Data records
>> start
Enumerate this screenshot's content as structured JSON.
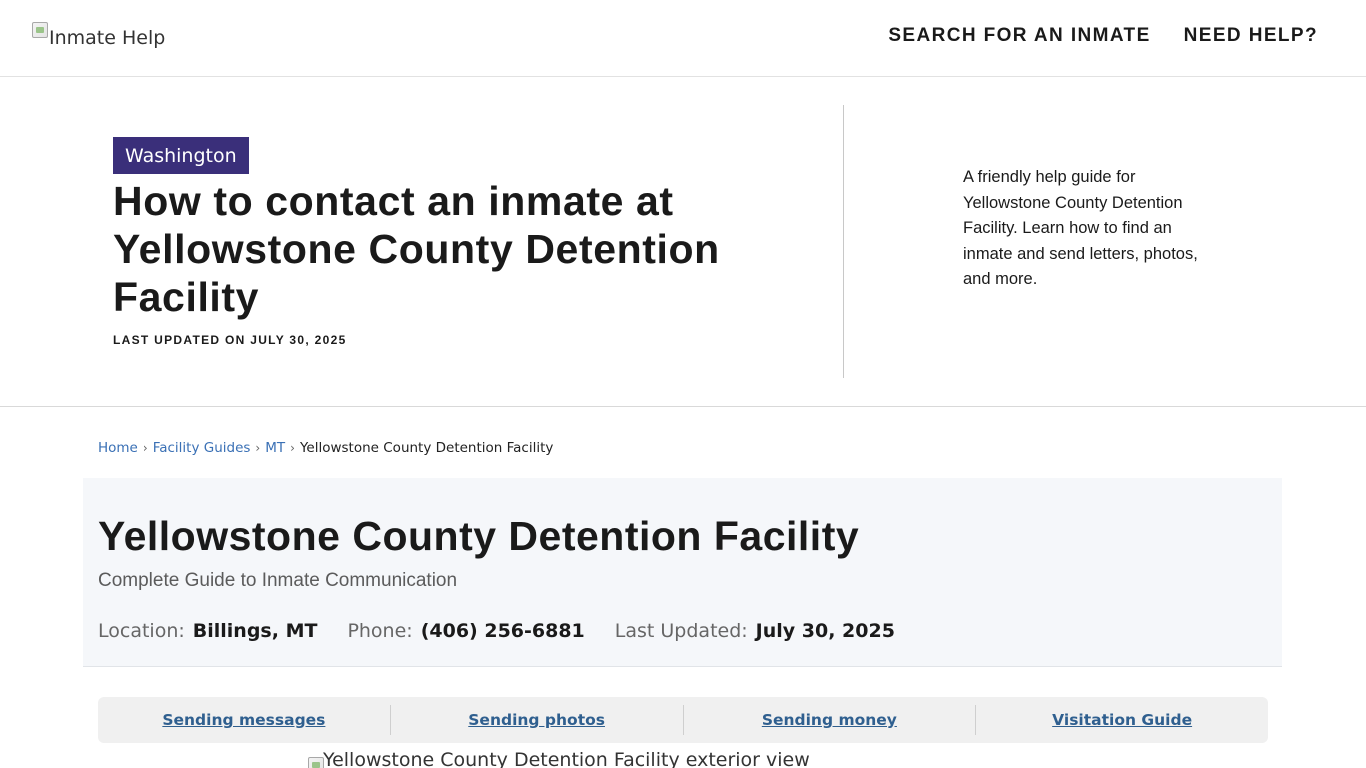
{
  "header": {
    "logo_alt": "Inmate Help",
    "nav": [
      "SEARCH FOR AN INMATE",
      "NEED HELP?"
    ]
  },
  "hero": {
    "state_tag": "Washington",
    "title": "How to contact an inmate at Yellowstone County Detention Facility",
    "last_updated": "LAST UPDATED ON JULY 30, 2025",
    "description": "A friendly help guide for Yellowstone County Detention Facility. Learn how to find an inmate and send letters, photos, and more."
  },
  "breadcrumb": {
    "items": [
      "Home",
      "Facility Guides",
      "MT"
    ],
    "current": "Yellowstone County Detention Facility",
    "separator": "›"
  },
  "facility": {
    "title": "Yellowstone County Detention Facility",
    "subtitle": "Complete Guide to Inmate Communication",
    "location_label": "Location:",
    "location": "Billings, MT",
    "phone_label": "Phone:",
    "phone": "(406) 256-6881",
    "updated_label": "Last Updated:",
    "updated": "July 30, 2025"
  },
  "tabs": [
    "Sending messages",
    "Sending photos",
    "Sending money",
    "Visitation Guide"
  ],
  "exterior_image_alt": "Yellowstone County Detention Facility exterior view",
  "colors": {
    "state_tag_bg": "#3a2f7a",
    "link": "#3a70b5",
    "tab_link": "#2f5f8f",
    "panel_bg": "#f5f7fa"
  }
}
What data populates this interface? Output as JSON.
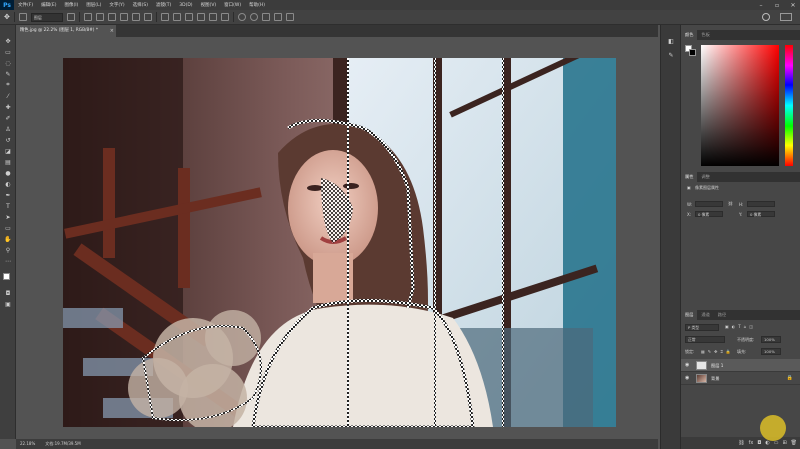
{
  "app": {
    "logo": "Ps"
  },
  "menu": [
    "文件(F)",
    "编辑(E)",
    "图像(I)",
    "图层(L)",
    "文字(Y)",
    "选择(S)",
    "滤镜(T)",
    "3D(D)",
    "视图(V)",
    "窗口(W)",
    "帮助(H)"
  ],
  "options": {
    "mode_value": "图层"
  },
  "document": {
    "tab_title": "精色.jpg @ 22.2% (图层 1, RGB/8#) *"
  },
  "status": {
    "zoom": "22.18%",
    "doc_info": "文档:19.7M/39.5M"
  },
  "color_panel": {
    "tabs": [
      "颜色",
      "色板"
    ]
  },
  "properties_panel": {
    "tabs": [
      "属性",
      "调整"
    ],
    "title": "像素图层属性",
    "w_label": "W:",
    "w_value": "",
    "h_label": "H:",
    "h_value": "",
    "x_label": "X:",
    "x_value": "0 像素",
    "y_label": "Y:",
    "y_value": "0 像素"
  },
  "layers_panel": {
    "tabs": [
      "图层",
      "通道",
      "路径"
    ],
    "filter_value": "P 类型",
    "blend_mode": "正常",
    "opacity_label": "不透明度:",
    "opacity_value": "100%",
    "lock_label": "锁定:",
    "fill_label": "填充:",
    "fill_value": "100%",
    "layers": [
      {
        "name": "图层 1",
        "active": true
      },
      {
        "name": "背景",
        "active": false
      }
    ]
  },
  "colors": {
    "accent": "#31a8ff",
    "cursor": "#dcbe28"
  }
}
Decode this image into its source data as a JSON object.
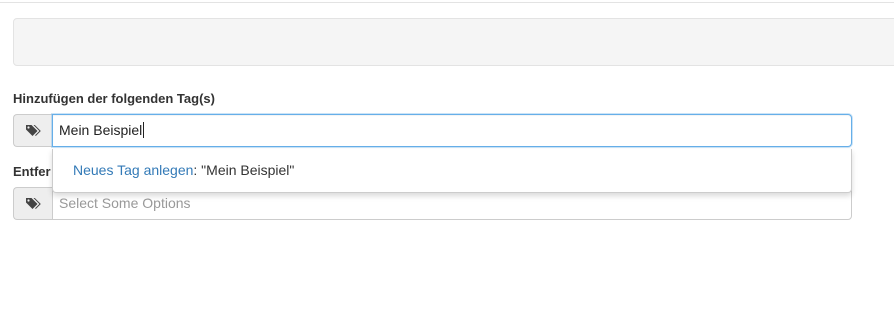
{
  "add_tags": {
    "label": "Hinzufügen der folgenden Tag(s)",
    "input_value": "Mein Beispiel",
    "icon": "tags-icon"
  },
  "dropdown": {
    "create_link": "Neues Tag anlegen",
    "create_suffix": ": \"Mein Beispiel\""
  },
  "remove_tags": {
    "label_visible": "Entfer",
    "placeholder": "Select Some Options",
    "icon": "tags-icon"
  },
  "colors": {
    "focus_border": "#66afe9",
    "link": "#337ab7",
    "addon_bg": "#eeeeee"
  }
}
>> end
GIVEN EXERCISE
The data should be printed again unchanged; leave its pictures out.

WRITTEN ANSWER
Enumerate this screenshot's content as structured JSON.
{
  "header": {
    "logo_alt": "Inmate Help",
    "nav": [
      "SEARCH FOR AN INMATE",
      "NEED HELP?"
    ]
  },
  "hero": {
    "state_tag": "Washington",
    "title": "How to contact an inmate at Yellowstone County Detention Facility",
    "last_updated": "LAST UPDATED ON JULY 30, 2025",
    "description": "A friendly help guide for Yellowstone County Detention Facility. Learn how to find an inmate and send letters, photos, and more."
  },
  "breadcrumb": {
    "items": [
      "Home",
      "Facility Guides",
      "MT"
    ],
    "current": "Yellowstone County Detention Facility",
    "separator": "›"
  },
  "facility": {
    "title": "Yellowstone County Detention Facility",
    "subtitle": "Complete Guide to Inmate Communication",
    "location_label": "Location:",
    "location": "Billings, MT",
    "phone_label": "Phone:",
    "phone": "(406) 256-6881",
    "updated_label": "Last Updated:",
    "updated": "July 30, 2025"
  },
  "tabs": [
    "Sending messages",
    "Sending photos",
    "Sending money",
    "Visitation Guide"
  ],
  "exterior_image_alt": "Yellowstone County Detention Facility exterior view",
  "colors": {
    "state_tag_bg": "#3a2f7a",
    "link": "#3a70b5",
    "tab_link": "#2f5f8f",
    "panel_bg": "#f5f7fa"
  }
}
What data populates this interface? Output as JSON.
{
  "app": {
    "logo": "Ps"
  },
  "menu": [
    "文件(F)",
    "编辑(E)",
    "图像(I)",
    "图层(L)",
    "文字(Y)",
    "选择(S)",
    "滤镜(T)",
    "3D(D)",
    "视图(V)",
    "窗口(W)",
    "帮助(H)"
  ],
  "options": {
    "mode_value": "图层"
  },
  "document": {
    "tab_title": "精色.jpg @ 22.2% (图层 1, RGB/8#) *"
  },
  "status": {
    "zoom": "22.18%",
    "doc_info": "文档:19.7M/39.5M"
  },
  "color_panel": {
    "tabs": [
      "颜色",
      "色板"
    ]
  },
  "properties_panel": {
    "tabs": [
      "属性",
      "调整"
    ],
    "title": "像素图层属性",
    "w_label": "W:",
    "w_value": "",
    "h_label": "H:",
    "h_value": "",
    "x_label": "X:",
    "x_value": "0 像素",
    "y_label": "Y:",
    "y_value": "0 像素"
  },
  "layers_panel": {
    "tabs": [
      "图层",
      "通道",
      "路径"
    ],
    "filter_value": "P 类型",
    "blend_mode": "正常",
    "opacity_label": "不透明度:",
    "opacity_value": "100%",
    "lock_label": "锁定:",
    "fill_label": "填充:",
    "fill_value": "100%",
    "layers": [
      {
        "name": "图层 1",
        "active": true
      },
      {
        "name": "背景",
        "active": false
      }
    ]
  },
  "colors": {
    "accent": "#31a8ff",
    "cursor": "#dcbe28"
  }
}
Decode this image into its source data as a JSON object.
{
  "add_tags": {
    "label": "Hinzufügen der folgenden Tag(s)",
    "input_value": "Mein Beispiel",
    "icon": "tags-icon"
  },
  "dropdown": {
    "create_link": "Neues Tag anlegen",
    "create_suffix": ": \"Mein Beispiel\""
  },
  "remove_tags": {
    "label_visible": "Entfer",
    "placeholder": "Select Some Options",
    "icon": "tags-icon"
  },
  "colors": {
    "focus_border": "#66afe9",
    "link": "#337ab7",
    "addon_bg": "#eeeeee"
  }
}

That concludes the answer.